BEGIN DATASET EXTRACT
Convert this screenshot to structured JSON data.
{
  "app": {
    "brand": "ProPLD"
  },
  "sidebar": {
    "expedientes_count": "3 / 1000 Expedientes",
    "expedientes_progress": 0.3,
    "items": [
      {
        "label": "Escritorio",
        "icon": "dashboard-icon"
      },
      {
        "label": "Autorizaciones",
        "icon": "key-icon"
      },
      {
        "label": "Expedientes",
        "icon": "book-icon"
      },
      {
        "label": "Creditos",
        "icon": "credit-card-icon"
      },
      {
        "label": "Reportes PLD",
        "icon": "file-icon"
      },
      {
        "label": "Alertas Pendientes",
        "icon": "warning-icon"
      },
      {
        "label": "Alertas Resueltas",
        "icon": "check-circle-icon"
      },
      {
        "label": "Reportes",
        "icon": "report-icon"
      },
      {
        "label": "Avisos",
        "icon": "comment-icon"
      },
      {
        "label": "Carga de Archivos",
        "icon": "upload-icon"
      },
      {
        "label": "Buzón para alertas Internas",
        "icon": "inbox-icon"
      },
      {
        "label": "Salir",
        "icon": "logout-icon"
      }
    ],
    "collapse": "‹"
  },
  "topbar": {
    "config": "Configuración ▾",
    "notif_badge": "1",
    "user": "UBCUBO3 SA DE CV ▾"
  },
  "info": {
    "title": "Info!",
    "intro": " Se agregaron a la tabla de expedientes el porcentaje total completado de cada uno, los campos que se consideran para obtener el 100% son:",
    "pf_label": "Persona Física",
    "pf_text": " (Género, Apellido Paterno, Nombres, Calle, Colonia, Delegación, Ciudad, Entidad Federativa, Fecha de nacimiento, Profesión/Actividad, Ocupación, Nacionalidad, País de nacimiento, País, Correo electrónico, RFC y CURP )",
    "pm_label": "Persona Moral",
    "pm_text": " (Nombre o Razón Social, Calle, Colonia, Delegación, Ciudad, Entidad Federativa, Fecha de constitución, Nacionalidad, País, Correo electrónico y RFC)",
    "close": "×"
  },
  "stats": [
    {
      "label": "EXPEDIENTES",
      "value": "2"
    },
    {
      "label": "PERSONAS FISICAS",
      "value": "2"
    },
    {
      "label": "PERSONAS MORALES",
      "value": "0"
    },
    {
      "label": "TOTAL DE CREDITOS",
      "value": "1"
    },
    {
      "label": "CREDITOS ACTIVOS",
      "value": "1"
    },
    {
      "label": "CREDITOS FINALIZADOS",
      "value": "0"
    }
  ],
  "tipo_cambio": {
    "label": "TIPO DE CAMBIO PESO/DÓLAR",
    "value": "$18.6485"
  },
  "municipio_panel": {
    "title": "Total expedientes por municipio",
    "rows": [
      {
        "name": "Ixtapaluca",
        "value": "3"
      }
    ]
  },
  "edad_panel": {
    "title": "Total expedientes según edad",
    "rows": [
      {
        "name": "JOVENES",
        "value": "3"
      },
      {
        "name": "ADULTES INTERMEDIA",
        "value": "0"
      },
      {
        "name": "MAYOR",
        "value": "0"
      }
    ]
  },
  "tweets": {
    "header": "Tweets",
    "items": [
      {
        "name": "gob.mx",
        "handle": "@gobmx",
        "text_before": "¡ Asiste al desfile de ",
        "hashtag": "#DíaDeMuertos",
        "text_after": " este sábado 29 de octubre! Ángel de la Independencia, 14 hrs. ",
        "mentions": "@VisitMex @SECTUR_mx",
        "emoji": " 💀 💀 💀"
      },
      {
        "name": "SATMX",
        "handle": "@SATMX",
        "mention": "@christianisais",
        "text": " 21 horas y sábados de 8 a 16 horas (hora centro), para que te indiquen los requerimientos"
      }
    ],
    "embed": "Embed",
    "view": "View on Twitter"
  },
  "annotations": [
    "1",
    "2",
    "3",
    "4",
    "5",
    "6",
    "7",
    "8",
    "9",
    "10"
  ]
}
END DATASET EXTRACT
GIVEN EXERCISE
Lines containing the word "Correo" must all be returned from the material above.

TASK ANSWER
    "pf_text": " (Género, Apellido Paterno, Nombres, Calle, Colonia, Delegación, Ciudad, Entidad Federativa, Fecha de nacimiento, Profesión/Actividad, Ocupación, Nacionalidad, País de nacimiento, País, Correo electrónico, RFC y CURP )",
    "pm_text": " (Nombre o Razón Social, Calle, Colonia, Delegación, Ciudad, Entidad Federativa, Fecha de constitución, Nacionalidad, País, Correo electrónico y RFC)",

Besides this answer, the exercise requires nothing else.